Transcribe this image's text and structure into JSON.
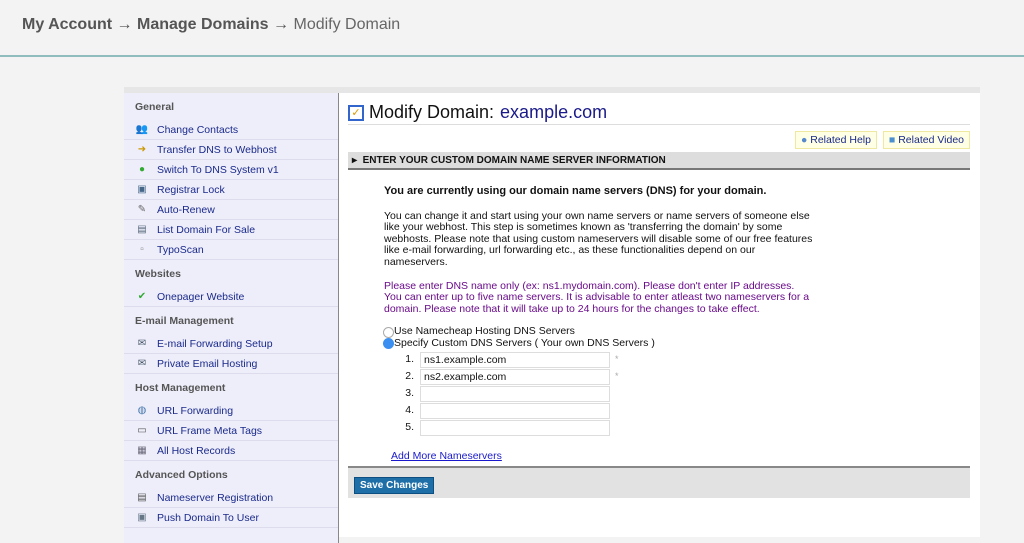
{
  "breadcrumb": {
    "items": [
      "My Account",
      "Manage Domains",
      "Modify Domain"
    ],
    "separator": "→"
  },
  "sidebar": {
    "sections": [
      {
        "title": "General",
        "items": [
          {
            "label": "Change Contacts",
            "icon": "contacts-icon"
          },
          {
            "label": "Transfer DNS to Webhost",
            "icon": "arrow-right-icon"
          },
          {
            "label": "Switch To DNS System v1",
            "icon": "switch-icon"
          },
          {
            "label": "Registrar Lock",
            "icon": "lock-icon"
          },
          {
            "label": "Auto-Renew",
            "icon": "renew-icon"
          },
          {
            "label": "List Domain For Sale",
            "icon": "list-icon"
          },
          {
            "label": "TypoScan",
            "icon": "typoscan-icon"
          }
        ]
      },
      {
        "title": "Websites",
        "items": [
          {
            "label": "Onepager Website",
            "icon": "check-icon"
          }
        ]
      },
      {
        "title": "E-mail Management",
        "items": [
          {
            "label": "E-mail Forwarding Setup",
            "icon": "email-forward-icon"
          },
          {
            "label": "Private Email Hosting",
            "icon": "email-icon"
          }
        ]
      },
      {
        "title": "Host Management",
        "items": [
          {
            "label": "URL Forwarding",
            "icon": "globe-icon"
          },
          {
            "label": "URL Frame Meta Tags",
            "icon": "frame-icon"
          },
          {
            "label": "All Host Records",
            "icon": "records-icon"
          }
        ]
      },
      {
        "title": "Advanced Options",
        "items": [
          {
            "label": "Nameserver Registration",
            "icon": "nameserver-icon"
          },
          {
            "label": "Push Domain To User",
            "icon": "push-icon"
          }
        ]
      }
    ]
  },
  "main": {
    "title": "Modify Domain:",
    "domain": "example.com",
    "related_help": "Related Help",
    "related_video": "Related Video",
    "section_title": "ENTER YOUR CUSTOM DOMAIN NAME SERVER INFORMATION",
    "status": "You are currently using our domain name servers (DNS) for your domain.",
    "info": "You can change it and start using your own name servers or name servers of someone else like your webhost. This step is sometimes known as 'transferring the domain' by some webhosts. Please note that using custom nameservers will disable some of our free features like e-mail forwarding, url forwarding etc., as these functionalities depend on our nameservers.",
    "note": "Please enter DNS name only (ex: ns1.mydomain.com). Please don't enter IP addresses. You can enter up to five name servers. It is advisable to enter atleast two nameservers for a domain. Please note that it will take up to 24 hours for the changes to take effect.",
    "options": [
      {
        "label": "Use Namecheap Hosting DNS Servers",
        "selected": false
      },
      {
        "label": "Specify Custom DNS Servers ( Your own DNS Servers )",
        "selected": true
      }
    ],
    "nameservers": [
      {
        "n": "1.",
        "value": "ns1.example.com",
        "req": "*"
      },
      {
        "n": "2.",
        "value": "ns2.example.com",
        "req": "*"
      },
      {
        "n": "3.",
        "value": ""
      },
      {
        "n": "4.",
        "value": ""
      },
      {
        "n": "5.",
        "value": ""
      }
    ],
    "add_more": "Add More Nameservers",
    "save": "Save Changes"
  }
}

STATED TASK. Copy the records exactly. Skip the pictures.

OUTPUT.
Transcribe this image's text and structure into JSON.
{
  "breadcrumb": {
    "items": [
      "My Account",
      "Manage Domains",
      "Modify Domain"
    ],
    "separator": "→"
  },
  "sidebar": {
    "sections": [
      {
        "title": "General",
        "items": [
          {
            "label": "Change Contacts",
            "icon": "contacts-icon"
          },
          {
            "label": "Transfer DNS to Webhost",
            "icon": "arrow-right-icon"
          },
          {
            "label": "Switch To DNS System v1",
            "icon": "switch-icon"
          },
          {
            "label": "Registrar Lock",
            "icon": "lock-icon"
          },
          {
            "label": "Auto-Renew",
            "icon": "renew-icon"
          },
          {
            "label": "List Domain For Sale",
            "icon": "list-icon"
          },
          {
            "label": "TypoScan",
            "icon": "typoscan-icon"
          }
        ]
      },
      {
        "title": "Websites",
        "items": [
          {
            "label": "Onepager Website",
            "icon": "check-icon"
          }
        ]
      },
      {
        "title": "E-mail Management",
        "items": [
          {
            "label": "E-mail Forwarding Setup",
            "icon": "email-forward-icon"
          },
          {
            "label": "Private Email Hosting",
            "icon": "email-icon"
          }
        ]
      },
      {
        "title": "Host Management",
        "items": [
          {
            "label": "URL Forwarding",
            "icon": "globe-icon"
          },
          {
            "label": "URL Frame Meta Tags",
            "icon": "frame-icon"
          },
          {
            "label": "All Host Records",
            "icon": "records-icon"
          }
        ]
      },
      {
        "title": "Advanced Options",
        "items": [
          {
            "label": "Nameserver Registration",
            "icon": "nameserver-icon"
          },
          {
            "label": "Push Domain To User",
            "icon": "push-icon"
          }
        ]
      }
    ]
  },
  "main": {
    "title": "Modify Domain:",
    "domain": "example.com",
    "related_help": "Related Help",
    "related_video": "Related Video",
    "section_title": "ENTER YOUR CUSTOM DOMAIN NAME SERVER INFORMATION",
    "status": "You are currently using our domain name servers (DNS) for your domain.",
    "info": "You can change it and start using your own name servers or name servers of someone else like your webhost. This step is sometimes known as 'transferring the domain' by some webhosts. Please note that using custom nameservers will disable some of our free features like e-mail forwarding, url forwarding etc., as these functionalities depend on our nameservers.",
    "note": "Please enter DNS name only (ex: ns1.mydomain.com). Please don't enter IP addresses. You can enter up to five name servers. It is advisable to enter atleast two nameservers for a domain. Please note that it will take up to 24 hours for the changes to take effect.",
    "options": [
      {
        "label": "Use Namecheap Hosting DNS Servers",
        "selected": false
      },
      {
        "label": "Specify Custom DNS Servers ( Your own DNS Servers )",
        "selected": true
      }
    ],
    "nameservers": [
      {
        "n": "1.",
        "value": "ns1.example.com",
        "req": "*"
      },
      {
        "n": "2.",
        "value": "ns2.example.com",
        "req": "*"
      },
      {
        "n": "3.",
        "value": ""
      },
      {
        "n": "4.",
        "value": ""
      },
      {
        "n": "5.",
        "value": ""
      }
    ],
    "add_more": "Add More Nameservers",
    "save": "Save Changes"
  }
}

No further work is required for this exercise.